--- start INFORMATION SHOWN ---

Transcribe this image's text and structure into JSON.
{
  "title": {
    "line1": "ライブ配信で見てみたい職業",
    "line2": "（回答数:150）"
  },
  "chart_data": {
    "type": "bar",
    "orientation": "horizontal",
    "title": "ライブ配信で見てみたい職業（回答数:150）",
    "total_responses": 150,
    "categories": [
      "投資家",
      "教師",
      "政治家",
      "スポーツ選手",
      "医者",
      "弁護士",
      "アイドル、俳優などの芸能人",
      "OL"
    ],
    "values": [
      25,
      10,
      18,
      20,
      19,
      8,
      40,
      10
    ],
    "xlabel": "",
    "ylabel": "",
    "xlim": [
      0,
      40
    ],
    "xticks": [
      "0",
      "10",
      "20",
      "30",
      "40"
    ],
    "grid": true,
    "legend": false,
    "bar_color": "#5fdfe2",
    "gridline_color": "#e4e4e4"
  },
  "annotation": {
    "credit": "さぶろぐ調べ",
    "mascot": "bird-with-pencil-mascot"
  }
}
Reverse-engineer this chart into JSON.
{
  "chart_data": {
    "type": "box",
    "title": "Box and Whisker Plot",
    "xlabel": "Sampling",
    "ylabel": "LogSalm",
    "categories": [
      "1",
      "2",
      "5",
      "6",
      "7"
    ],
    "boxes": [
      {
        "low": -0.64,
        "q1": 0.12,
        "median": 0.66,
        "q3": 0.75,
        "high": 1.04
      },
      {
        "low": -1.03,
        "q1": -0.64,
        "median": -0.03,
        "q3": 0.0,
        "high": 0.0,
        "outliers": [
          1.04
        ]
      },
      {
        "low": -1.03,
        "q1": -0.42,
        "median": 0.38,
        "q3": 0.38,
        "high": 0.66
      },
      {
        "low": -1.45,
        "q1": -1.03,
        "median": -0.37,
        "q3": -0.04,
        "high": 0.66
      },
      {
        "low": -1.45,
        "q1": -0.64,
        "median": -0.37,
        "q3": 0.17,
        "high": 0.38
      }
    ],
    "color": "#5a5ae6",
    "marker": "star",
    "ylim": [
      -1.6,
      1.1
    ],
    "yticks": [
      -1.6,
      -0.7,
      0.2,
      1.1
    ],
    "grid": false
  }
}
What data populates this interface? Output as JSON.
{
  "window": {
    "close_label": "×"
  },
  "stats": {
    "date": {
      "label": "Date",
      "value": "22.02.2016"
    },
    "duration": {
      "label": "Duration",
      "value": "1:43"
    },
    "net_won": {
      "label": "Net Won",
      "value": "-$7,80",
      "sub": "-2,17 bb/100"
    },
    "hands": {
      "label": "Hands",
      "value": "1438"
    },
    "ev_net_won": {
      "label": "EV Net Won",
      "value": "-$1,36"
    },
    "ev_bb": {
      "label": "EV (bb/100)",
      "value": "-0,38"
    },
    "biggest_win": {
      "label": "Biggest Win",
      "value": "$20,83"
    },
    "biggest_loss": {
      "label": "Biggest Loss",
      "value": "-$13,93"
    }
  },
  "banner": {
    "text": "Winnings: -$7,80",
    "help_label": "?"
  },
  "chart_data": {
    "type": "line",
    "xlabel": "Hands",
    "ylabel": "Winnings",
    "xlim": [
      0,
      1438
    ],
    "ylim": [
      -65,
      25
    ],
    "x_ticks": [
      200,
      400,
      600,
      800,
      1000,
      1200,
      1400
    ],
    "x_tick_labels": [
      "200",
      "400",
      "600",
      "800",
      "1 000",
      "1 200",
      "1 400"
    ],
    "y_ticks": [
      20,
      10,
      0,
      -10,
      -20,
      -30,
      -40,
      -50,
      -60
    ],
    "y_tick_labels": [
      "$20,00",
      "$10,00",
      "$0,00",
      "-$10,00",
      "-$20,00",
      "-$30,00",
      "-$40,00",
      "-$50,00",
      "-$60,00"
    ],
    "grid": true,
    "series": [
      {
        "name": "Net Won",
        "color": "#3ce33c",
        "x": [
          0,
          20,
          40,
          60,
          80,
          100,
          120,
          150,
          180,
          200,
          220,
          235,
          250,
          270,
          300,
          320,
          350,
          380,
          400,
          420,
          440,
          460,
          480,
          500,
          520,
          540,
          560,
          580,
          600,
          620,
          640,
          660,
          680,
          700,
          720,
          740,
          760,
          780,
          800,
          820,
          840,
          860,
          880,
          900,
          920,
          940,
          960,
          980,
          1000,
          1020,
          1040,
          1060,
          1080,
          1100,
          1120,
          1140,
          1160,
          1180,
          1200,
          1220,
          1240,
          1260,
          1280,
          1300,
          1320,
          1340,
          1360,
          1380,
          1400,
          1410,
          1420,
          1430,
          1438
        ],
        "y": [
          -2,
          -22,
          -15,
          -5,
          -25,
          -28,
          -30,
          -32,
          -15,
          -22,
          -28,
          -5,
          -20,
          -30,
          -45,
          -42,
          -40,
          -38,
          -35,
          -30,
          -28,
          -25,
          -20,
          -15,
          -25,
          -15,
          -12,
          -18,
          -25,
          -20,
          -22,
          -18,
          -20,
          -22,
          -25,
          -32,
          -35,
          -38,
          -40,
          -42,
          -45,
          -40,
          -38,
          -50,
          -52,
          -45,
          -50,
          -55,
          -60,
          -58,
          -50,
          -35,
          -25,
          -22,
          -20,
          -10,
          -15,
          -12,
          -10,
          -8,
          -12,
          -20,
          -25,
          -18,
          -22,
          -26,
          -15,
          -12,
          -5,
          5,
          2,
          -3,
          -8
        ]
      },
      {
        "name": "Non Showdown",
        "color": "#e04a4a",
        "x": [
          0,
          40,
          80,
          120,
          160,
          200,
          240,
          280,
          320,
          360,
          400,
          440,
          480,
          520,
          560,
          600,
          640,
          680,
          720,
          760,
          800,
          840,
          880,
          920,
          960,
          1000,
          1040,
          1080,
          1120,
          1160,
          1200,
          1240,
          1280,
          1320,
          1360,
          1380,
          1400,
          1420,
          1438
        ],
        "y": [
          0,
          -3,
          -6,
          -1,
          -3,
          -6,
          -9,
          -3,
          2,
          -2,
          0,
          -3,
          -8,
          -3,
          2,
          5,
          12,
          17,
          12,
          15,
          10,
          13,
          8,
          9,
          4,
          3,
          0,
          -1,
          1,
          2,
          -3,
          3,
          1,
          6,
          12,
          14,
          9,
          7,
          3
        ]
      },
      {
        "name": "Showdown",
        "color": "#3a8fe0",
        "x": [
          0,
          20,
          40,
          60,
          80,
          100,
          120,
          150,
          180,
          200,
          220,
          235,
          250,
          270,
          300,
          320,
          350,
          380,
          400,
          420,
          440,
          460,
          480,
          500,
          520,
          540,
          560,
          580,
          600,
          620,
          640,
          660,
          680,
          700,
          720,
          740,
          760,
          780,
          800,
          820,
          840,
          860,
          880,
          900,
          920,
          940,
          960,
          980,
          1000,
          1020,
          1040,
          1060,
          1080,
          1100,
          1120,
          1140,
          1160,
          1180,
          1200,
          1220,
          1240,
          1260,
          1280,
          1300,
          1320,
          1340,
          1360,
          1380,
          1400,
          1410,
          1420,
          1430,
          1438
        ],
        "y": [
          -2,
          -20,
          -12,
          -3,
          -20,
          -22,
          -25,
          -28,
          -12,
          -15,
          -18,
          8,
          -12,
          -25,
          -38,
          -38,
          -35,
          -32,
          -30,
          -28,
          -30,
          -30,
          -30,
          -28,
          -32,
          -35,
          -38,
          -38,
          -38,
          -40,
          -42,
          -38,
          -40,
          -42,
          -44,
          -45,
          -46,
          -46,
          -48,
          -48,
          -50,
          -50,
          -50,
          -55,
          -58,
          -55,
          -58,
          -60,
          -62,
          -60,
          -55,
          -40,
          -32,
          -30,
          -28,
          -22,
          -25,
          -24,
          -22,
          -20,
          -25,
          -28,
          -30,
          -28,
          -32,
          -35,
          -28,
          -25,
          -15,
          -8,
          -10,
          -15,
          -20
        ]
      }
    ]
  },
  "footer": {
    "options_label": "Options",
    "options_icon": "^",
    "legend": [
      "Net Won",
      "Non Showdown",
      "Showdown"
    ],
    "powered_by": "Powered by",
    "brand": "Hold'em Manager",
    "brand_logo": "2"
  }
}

--- end INFORMATION SHOWN ---

→ **BRIEF**
Each line holding "title" must be found and copied.

→ **EXERCISE OUTPUT**
  "title": {
    "title": "ライブ配信で見てみたい職業（回答数:150）",
    "title": "Box and Whisker Plot",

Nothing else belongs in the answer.